━━━ Input data ━━━
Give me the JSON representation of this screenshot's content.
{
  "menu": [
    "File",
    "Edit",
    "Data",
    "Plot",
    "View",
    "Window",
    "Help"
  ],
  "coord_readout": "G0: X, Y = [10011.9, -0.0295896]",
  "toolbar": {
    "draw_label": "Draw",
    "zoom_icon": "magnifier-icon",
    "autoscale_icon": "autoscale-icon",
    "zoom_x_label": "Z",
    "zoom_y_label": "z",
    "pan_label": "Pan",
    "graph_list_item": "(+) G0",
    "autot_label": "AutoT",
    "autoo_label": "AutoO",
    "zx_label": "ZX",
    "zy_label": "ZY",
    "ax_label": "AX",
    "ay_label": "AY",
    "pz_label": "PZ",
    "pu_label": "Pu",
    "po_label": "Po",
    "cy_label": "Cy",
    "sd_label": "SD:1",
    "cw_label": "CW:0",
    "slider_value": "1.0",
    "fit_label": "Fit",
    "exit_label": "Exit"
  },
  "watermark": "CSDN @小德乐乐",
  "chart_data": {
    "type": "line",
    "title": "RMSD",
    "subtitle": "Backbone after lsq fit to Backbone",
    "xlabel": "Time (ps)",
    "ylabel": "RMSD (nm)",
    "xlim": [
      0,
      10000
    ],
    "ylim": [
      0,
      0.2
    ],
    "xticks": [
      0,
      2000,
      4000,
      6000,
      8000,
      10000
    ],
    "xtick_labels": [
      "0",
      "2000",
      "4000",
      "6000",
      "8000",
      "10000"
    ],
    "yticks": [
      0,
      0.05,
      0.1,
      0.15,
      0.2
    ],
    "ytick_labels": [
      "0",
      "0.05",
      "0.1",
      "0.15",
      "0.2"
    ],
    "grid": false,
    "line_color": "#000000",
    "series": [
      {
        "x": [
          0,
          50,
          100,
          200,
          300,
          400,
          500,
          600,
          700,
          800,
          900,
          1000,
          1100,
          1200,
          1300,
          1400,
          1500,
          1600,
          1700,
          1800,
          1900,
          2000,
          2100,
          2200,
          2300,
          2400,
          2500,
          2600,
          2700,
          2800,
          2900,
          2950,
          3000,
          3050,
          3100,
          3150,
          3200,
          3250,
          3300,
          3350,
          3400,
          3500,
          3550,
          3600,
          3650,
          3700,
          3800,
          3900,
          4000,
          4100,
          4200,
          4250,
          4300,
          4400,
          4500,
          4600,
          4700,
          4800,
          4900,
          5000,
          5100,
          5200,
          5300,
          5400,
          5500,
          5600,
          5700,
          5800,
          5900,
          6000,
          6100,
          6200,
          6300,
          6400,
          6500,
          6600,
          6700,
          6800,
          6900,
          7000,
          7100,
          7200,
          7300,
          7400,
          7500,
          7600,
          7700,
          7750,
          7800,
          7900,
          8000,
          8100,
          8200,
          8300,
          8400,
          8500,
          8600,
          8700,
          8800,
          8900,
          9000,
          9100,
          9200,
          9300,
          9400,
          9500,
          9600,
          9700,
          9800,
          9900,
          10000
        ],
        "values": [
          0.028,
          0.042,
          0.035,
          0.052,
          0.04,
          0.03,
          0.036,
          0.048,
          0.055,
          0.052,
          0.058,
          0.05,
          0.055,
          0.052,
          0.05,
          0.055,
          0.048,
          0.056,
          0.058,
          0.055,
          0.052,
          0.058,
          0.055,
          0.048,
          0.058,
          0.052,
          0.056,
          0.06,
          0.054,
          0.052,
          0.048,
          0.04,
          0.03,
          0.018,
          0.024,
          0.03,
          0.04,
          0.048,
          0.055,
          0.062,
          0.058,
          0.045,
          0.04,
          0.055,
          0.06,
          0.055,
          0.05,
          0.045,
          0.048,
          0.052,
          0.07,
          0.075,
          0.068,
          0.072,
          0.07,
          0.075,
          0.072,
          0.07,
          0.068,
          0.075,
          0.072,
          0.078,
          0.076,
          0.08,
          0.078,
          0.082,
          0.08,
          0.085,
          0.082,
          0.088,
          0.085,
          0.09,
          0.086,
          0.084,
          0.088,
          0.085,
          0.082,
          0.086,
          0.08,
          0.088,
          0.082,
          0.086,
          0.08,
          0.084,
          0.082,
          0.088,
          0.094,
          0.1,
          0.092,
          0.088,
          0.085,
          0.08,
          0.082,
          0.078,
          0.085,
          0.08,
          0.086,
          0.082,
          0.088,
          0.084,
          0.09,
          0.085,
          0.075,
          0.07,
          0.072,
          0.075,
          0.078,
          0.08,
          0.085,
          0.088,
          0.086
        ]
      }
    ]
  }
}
━━━
| Problem statement |
Extract the full listing above without alteration.

| The answer |
Give me the JSON representation of this screenshot's content.
{
  "menu": [
    "File",
    "Edit",
    "Data",
    "Plot",
    "View",
    "Window",
    "Help"
  ],
  "coord_readout": "G0: X, Y = [10011.9, -0.0295896]",
  "toolbar": {
    "draw_label": "Draw",
    "zoom_icon": "magnifier-icon",
    "autoscale_icon": "autoscale-icon",
    "zoom_x_label": "Z",
    "zoom_y_label": "z",
    "pan_label": "Pan",
    "graph_list_item": "(+) G0",
    "autot_label": "AutoT",
    "autoo_label": "AutoO",
    "zx_label": "ZX",
    "zy_label": "ZY",
    "ax_label": "AX",
    "ay_label": "AY",
    "pz_label": "PZ",
    "pu_label": "Pu",
    "po_label": "Po",
    "cy_label": "Cy",
    "sd_label": "SD:1",
    "cw_label": "CW:0",
    "slider_value": "1.0",
    "fit_label": "Fit",
    "exit_label": "Exit"
  },
  "watermark": "CSDN @小德乐乐",
  "chart_data": {
    "type": "line",
    "title": "RMSD",
    "subtitle": "Backbone after lsq fit to Backbone",
    "xlabel": "Time (ps)",
    "ylabel": "RMSD (nm)",
    "xlim": [
      0,
      10000
    ],
    "ylim": [
      0,
      0.2
    ],
    "xticks": [
      0,
      2000,
      4000,
      6000,
      8000,
      10000
    ],
    "xtick_labels": [
      "0",
      "2000",
      "4000",
      "6000",
      "8000",
      "10000"
    ],
    "yticks": [
      0,
      0.05,
      0.1,
      0.15,
      0.2
    ],
    "ytick_labels": [
      "0",
      "0.05",
      "0.1",
      "0.15",
      "0.2"
    ],
    "grid": false,
    "line_color": "#000000",
    "series": [
      {
        "x": [
          0,
          50,
          100,
          200,
          300,
          400,
          500,
          600,
          700,
          800,
          900,
          1000,
          1100,
          1200,
          1300,
          1400,
          1500,
          1600,
          1700,
          1800,
          1900,
          2000,
          2100,
          2200,
          2300,
          2400,
          2500,
          2600,
          2700,
          2800,
          2900,
          2950,
          3000,
          3050,
          3100,
          3150,
          3200,
          3250,
          3300,
          3350,
          3400,
          3500,
          3550,
          3600,
          3650,
          3700,
          3800,
          3900,
          4000,
          4100,
          4200,
          4250,
          4300,
          4400,
          4500,
          4600,
          4700,
          4800,
          4900,
          5000,
          5100,
          5200,
          5300,
          5400,
          5500,
          5600,
          5700,
          5800,
          5900,
          6000,
          6100,
          6200,
          6300,
          6400,
          6500,
          6600,
          6700,
          6800,
          6900,
          7000,
          7100,
          7200,
          7300,
          7400,
          7500,
          7600,
          7700,
          7750,
          7800,
          7900,
          8000,
          8100,
          8200,
          8300,
          8400,
          8500,
          8600,
          8700,
          8800,
          8900,
          9000,
          9100,
          9200,
          9300,
          9400,
          9500,
          9600,
          9700,
          9800,
          9900,
          10000
        ],
        "values": [
          0.028,
          0.042,
          0.035,
          0.052,
          0.04,
          0.03,
          0.036,
          0.048,
          0.055,
          0.052,
          0.058,
          0.05,
          0.055,
          0.052,
          0.05,
          0.055,
          0.048,
          0.056,
          0.058,
          0.055,
          0.052,
          0.058,
          0.055,
          0.048,
          0.058,
          0.052,
          0.056,
          0.06,
          0.054,
          0.052,
          0.048,
          0.04,
          0.03,
          0.018,
          0.024,
          0.03,
          0.04,
          0.048,
          0.055,
          0.062,
          0.058,
          0.045,
          0.04,
          0.055,
          0.06,
          0.055,
          0.05,
          0.045,
          0.048,
          0.052,
          0.07,
          0.075,
          0.068,
          0.072,
          0.07,
          0.075,
          0.072,
          0.07,
          0.068,
          0.075,
          0.072,
          0.078,
          0.076,
          0.08,
          0.078,
          0.082,
          0.08,
          0.085,
          0.082,
          0.088,
          0.085,
          0.09,
          0.086,
          0.084,
          0.088,
          0.085,
          0.082,
          0.086,
          0.08,
          0.088,
          0.082,
          0.086,
          0.08,
          0.084,
          0.082,
          0.088,
          0.094,
          0.1,
          0.092,
          0.088,
          0.085,
          0.08,
          0.082,
          0.078,
          0.085,
          0.08,
          0.086,
          0.082,
          0.088,
          0.084,
          0.09,
          0.085,
          0.075,
          0.07,
          0.072,
          0.075,
          0.078,
          0.08,
          0.085,
          0.088,
          0.086
        ]
      }
    ]
  }
}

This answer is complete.